• About this exercise:
Figure out the number of lines in the entries that hold the string "Mean", then give that number and nothing else.

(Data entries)
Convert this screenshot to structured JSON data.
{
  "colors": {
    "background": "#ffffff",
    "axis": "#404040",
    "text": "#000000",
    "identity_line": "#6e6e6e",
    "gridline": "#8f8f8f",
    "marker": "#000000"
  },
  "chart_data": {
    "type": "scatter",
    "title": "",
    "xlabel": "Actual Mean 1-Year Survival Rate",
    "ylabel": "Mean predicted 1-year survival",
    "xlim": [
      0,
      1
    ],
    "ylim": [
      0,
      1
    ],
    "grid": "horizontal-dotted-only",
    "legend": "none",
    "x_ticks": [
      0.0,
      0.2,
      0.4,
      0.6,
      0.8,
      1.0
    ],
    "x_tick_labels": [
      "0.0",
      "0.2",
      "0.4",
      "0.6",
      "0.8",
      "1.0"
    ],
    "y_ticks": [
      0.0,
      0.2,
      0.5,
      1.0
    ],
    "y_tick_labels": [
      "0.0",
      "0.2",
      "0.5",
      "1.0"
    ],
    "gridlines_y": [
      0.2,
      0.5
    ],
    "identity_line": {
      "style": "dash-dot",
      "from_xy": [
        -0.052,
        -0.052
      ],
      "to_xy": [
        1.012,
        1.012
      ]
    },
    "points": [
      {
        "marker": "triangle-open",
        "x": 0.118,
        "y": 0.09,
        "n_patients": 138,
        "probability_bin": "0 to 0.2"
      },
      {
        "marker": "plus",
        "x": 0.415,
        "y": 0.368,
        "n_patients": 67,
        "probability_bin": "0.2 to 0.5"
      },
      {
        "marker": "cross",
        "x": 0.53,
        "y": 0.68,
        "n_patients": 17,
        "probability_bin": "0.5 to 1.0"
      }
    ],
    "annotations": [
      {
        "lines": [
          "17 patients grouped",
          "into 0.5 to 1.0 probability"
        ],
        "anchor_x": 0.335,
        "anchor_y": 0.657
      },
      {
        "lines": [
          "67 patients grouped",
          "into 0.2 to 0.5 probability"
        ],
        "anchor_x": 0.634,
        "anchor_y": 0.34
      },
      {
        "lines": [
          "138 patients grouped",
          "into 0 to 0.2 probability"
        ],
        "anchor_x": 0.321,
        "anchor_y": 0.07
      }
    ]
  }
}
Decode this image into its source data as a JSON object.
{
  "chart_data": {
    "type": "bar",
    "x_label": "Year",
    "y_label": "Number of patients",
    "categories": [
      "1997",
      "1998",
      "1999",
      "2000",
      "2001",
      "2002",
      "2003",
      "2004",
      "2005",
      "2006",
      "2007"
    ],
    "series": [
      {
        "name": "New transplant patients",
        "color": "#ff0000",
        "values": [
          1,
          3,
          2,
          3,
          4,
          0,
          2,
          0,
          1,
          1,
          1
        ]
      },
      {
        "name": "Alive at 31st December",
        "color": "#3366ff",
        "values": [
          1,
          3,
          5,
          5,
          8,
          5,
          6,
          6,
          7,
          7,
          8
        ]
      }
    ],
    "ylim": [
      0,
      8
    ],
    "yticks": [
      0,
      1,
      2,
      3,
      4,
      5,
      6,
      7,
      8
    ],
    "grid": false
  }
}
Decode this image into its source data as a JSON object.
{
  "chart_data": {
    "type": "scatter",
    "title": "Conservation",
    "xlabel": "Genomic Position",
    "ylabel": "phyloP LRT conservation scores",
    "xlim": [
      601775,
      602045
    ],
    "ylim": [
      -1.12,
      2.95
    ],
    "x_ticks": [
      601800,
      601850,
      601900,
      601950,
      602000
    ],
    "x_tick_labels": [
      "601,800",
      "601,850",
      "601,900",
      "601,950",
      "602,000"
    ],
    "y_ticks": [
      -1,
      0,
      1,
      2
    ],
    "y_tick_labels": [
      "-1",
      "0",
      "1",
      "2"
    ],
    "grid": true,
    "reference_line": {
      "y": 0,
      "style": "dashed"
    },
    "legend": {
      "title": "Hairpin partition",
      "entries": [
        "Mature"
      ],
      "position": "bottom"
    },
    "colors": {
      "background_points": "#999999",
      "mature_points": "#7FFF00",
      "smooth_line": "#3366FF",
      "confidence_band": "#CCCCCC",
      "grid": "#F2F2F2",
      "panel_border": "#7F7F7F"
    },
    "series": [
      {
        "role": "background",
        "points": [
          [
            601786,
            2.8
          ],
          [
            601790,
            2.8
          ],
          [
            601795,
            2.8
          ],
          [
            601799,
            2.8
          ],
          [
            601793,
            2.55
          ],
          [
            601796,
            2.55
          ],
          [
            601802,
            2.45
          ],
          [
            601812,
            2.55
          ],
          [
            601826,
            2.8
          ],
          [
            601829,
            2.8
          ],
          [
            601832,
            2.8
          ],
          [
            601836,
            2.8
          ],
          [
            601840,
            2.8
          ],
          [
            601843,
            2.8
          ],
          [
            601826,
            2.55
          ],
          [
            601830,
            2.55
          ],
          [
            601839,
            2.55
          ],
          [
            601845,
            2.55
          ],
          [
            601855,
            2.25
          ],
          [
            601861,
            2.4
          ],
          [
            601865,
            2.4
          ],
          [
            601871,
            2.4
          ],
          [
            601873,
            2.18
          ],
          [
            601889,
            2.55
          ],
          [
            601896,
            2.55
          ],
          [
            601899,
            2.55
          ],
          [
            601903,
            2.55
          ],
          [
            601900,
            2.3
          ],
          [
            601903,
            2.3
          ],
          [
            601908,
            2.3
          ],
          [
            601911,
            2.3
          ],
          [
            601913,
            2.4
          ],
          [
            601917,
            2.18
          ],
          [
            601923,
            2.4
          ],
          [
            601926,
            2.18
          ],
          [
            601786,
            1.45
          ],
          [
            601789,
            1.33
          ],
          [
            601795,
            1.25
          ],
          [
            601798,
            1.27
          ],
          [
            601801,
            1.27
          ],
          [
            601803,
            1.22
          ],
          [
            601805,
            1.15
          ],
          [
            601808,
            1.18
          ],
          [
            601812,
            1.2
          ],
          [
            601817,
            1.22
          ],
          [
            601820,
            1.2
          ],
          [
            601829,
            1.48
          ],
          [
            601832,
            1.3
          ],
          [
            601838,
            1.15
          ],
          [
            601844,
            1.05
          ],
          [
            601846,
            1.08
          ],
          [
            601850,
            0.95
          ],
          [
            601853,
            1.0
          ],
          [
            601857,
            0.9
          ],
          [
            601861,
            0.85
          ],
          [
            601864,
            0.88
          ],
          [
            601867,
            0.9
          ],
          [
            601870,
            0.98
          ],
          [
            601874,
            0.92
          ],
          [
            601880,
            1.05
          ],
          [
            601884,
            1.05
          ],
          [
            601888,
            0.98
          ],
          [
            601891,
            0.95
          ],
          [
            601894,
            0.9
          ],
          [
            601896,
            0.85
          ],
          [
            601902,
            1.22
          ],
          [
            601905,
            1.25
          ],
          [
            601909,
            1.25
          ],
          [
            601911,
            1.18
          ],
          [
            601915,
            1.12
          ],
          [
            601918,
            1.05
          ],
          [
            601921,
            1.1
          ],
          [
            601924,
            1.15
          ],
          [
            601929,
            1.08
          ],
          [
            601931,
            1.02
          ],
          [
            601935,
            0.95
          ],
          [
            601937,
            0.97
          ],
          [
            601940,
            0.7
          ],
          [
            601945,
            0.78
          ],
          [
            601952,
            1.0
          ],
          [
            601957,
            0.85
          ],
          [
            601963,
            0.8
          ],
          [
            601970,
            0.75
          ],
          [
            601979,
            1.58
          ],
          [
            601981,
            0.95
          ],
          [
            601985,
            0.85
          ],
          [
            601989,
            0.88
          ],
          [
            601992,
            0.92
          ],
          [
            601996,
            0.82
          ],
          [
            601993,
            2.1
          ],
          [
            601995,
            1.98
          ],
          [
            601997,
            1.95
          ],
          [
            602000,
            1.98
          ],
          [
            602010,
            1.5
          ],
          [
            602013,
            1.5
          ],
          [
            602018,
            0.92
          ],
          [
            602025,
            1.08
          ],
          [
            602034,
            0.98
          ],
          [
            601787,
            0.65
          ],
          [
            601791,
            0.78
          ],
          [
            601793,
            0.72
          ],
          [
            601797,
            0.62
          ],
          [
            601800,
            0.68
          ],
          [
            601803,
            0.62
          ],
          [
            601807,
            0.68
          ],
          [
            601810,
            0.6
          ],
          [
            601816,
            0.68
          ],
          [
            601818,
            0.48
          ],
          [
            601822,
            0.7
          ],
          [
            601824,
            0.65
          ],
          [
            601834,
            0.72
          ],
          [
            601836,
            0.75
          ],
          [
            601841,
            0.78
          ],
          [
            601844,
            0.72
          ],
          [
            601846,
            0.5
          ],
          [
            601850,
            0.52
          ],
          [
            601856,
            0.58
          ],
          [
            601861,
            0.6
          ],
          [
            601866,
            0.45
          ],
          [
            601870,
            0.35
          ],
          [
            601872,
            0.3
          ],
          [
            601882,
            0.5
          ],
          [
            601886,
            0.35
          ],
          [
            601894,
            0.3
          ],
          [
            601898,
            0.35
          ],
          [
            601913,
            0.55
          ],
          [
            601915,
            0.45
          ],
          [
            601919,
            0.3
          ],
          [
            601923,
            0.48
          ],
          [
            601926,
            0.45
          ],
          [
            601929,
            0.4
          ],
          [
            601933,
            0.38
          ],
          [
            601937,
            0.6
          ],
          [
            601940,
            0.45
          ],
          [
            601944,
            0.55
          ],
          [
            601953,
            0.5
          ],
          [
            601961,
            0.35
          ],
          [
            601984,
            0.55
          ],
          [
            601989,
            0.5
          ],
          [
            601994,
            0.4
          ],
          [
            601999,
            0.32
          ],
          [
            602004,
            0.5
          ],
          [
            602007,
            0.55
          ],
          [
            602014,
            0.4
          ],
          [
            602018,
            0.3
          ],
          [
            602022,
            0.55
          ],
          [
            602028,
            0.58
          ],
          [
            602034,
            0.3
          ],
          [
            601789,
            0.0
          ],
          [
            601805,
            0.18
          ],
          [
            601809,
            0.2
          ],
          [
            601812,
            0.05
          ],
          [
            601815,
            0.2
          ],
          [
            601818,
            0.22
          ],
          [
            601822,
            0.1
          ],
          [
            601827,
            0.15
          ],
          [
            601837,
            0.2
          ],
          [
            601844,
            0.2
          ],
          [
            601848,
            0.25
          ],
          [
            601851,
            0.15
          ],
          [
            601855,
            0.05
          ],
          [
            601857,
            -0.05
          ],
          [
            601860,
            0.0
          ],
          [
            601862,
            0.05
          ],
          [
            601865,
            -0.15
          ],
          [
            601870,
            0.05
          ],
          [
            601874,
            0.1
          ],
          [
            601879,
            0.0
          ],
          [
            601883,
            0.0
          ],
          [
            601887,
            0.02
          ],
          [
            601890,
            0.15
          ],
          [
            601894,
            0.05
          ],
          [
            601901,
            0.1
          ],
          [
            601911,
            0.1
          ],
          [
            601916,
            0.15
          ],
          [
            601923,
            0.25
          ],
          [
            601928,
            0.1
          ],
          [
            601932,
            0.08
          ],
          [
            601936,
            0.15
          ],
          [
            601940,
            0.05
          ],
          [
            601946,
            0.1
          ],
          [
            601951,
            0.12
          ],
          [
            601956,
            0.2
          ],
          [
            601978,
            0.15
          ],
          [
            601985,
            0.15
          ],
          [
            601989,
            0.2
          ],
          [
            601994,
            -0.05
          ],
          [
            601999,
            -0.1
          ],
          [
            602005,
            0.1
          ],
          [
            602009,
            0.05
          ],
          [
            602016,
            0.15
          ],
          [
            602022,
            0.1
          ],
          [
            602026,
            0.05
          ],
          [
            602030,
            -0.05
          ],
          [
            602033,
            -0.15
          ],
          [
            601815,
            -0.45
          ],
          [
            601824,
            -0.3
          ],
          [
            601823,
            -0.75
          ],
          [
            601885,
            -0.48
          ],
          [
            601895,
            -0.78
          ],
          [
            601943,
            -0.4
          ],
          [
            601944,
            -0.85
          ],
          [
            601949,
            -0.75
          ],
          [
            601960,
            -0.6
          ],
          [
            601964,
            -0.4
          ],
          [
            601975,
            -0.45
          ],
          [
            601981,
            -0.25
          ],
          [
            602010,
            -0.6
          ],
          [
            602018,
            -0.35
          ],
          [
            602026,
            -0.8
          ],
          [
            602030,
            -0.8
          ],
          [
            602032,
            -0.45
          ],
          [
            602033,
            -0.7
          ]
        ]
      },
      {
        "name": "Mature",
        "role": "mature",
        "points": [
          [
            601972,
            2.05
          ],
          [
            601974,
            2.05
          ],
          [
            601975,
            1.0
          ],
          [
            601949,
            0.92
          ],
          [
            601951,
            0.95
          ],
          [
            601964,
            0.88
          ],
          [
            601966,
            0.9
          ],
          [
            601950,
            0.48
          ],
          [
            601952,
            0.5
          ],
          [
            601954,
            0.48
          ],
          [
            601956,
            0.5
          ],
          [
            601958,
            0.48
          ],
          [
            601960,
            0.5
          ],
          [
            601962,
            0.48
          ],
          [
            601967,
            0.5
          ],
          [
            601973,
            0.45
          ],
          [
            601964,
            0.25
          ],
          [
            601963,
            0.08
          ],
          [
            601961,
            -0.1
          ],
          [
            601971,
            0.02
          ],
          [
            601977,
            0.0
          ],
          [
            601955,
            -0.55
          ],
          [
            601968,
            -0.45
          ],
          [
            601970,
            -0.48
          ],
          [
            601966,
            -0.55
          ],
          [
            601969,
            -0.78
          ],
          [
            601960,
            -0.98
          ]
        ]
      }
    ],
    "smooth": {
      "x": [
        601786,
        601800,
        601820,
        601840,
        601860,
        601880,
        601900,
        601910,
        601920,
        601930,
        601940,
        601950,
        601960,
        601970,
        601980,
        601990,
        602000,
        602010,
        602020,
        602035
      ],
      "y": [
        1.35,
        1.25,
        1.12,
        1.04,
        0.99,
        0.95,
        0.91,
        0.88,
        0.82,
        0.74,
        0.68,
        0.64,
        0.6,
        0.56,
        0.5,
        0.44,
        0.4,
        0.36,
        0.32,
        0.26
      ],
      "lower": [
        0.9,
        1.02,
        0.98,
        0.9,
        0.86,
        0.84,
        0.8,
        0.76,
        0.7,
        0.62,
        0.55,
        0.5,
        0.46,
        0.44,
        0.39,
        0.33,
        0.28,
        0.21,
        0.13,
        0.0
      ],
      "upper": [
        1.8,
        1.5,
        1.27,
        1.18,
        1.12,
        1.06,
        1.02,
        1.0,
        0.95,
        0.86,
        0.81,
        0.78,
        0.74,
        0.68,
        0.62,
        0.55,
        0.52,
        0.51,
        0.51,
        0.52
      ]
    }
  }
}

• Answer section:
2